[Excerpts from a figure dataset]

-- START --

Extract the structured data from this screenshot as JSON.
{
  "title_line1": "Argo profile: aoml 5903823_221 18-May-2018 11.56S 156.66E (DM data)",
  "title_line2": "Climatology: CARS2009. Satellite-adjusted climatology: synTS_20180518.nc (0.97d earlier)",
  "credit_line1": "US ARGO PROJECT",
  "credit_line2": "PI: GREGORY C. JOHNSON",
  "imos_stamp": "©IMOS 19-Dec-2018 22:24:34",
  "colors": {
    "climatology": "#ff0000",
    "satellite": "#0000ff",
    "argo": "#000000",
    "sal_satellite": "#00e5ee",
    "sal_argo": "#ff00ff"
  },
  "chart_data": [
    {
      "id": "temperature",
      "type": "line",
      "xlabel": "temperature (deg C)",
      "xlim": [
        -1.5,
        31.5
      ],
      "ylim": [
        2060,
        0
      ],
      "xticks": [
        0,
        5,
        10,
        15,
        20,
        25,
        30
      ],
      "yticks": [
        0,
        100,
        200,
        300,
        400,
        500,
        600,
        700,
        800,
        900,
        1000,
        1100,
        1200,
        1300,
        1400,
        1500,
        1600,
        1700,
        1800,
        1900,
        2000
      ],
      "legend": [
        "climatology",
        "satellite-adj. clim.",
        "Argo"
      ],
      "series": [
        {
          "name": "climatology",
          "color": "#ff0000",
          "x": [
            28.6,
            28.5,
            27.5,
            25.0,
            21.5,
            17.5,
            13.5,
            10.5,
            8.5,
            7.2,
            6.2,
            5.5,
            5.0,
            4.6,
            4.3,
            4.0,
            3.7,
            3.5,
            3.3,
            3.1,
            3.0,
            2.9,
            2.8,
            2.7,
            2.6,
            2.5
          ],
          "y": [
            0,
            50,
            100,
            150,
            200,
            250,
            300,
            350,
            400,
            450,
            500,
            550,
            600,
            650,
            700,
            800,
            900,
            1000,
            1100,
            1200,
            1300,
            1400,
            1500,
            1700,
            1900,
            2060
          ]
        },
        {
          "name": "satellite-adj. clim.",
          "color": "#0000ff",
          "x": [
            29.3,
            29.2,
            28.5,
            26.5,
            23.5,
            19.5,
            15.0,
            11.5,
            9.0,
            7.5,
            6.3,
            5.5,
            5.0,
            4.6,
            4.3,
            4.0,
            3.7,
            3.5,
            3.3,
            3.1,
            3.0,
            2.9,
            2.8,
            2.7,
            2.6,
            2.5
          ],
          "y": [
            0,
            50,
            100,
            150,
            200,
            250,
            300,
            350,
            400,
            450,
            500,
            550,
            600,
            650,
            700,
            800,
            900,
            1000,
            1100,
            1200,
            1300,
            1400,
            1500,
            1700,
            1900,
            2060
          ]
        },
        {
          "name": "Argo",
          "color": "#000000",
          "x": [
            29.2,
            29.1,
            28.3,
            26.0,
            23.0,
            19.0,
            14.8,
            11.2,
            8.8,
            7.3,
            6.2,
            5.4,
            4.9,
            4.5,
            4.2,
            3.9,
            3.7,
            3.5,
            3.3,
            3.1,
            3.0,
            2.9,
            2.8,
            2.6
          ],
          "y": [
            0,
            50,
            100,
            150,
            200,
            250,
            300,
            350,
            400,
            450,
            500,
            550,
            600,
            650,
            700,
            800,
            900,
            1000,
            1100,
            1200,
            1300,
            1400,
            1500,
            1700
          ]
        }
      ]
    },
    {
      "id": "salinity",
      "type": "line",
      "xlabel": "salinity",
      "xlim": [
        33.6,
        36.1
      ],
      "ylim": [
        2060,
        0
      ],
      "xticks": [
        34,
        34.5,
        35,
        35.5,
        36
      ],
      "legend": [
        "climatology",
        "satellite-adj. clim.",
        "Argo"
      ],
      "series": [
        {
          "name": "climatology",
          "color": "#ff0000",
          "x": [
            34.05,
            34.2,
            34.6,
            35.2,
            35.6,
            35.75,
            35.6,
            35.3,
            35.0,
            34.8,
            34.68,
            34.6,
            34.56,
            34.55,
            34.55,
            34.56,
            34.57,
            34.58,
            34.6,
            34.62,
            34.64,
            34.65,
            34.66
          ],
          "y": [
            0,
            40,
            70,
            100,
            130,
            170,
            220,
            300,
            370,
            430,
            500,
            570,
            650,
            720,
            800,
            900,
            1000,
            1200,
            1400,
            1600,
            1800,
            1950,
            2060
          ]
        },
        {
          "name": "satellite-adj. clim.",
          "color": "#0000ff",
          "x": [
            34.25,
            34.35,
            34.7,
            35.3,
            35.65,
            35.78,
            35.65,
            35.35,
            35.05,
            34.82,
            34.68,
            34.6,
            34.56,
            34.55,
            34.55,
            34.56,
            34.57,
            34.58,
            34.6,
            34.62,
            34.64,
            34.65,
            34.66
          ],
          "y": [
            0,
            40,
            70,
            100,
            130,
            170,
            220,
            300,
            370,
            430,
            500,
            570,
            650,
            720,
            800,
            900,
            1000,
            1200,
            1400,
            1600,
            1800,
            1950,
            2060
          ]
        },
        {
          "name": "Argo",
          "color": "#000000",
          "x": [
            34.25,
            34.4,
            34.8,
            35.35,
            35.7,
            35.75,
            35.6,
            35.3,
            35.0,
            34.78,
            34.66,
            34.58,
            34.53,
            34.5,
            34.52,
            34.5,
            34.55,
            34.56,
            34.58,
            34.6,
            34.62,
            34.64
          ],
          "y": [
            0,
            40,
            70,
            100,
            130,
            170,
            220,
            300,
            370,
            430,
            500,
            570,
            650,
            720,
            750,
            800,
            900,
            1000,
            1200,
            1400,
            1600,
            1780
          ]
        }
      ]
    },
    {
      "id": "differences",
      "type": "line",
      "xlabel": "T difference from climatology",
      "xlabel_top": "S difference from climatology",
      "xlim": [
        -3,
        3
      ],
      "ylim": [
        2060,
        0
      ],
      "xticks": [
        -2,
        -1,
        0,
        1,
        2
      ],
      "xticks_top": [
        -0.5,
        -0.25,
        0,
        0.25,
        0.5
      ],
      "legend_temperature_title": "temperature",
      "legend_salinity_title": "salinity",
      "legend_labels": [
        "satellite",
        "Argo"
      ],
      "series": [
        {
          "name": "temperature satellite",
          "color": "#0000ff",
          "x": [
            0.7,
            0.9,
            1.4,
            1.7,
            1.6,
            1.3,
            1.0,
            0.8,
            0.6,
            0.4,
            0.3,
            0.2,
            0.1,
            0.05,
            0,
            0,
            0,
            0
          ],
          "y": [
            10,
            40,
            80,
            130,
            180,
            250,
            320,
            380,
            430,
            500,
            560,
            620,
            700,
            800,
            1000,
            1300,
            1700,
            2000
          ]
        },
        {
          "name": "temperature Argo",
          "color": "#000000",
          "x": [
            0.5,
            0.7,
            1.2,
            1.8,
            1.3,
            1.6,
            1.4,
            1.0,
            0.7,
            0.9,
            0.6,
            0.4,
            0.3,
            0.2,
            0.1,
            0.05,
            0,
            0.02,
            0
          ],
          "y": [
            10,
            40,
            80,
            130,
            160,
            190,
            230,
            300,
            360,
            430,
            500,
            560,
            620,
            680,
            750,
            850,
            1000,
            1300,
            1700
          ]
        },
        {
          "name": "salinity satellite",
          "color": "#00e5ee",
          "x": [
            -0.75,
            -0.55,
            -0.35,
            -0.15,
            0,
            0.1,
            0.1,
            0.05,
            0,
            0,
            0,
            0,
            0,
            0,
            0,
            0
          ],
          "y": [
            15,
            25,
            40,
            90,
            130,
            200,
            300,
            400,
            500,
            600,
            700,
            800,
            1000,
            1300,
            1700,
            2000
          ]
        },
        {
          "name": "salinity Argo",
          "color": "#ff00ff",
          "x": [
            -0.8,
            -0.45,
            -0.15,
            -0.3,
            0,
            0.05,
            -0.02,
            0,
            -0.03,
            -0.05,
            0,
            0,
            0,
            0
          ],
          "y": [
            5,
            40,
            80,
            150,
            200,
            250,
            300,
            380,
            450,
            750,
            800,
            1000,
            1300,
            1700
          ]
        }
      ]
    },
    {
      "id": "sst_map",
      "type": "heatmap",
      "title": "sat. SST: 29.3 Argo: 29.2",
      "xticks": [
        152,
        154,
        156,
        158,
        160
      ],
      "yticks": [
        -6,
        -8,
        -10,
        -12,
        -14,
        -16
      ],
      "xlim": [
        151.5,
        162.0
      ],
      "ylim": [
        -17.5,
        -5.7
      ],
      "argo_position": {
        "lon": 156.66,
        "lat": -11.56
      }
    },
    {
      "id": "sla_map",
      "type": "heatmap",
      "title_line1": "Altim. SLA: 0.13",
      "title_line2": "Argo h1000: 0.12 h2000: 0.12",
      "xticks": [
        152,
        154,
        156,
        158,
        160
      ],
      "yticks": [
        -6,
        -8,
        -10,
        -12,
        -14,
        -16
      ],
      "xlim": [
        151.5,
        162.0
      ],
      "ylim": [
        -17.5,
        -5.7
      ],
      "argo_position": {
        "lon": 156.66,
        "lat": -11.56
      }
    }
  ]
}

-- END --

DIRECTION:
Wherever "temperature" shows up in a line, copy that line.

REPLY:
      "id": "temperature",
      "xlabel": "temperature (deg C)",
      "legend_temperature_title": "temperature",
          "name": "temperature satellite",
          "name": "temperature Argo",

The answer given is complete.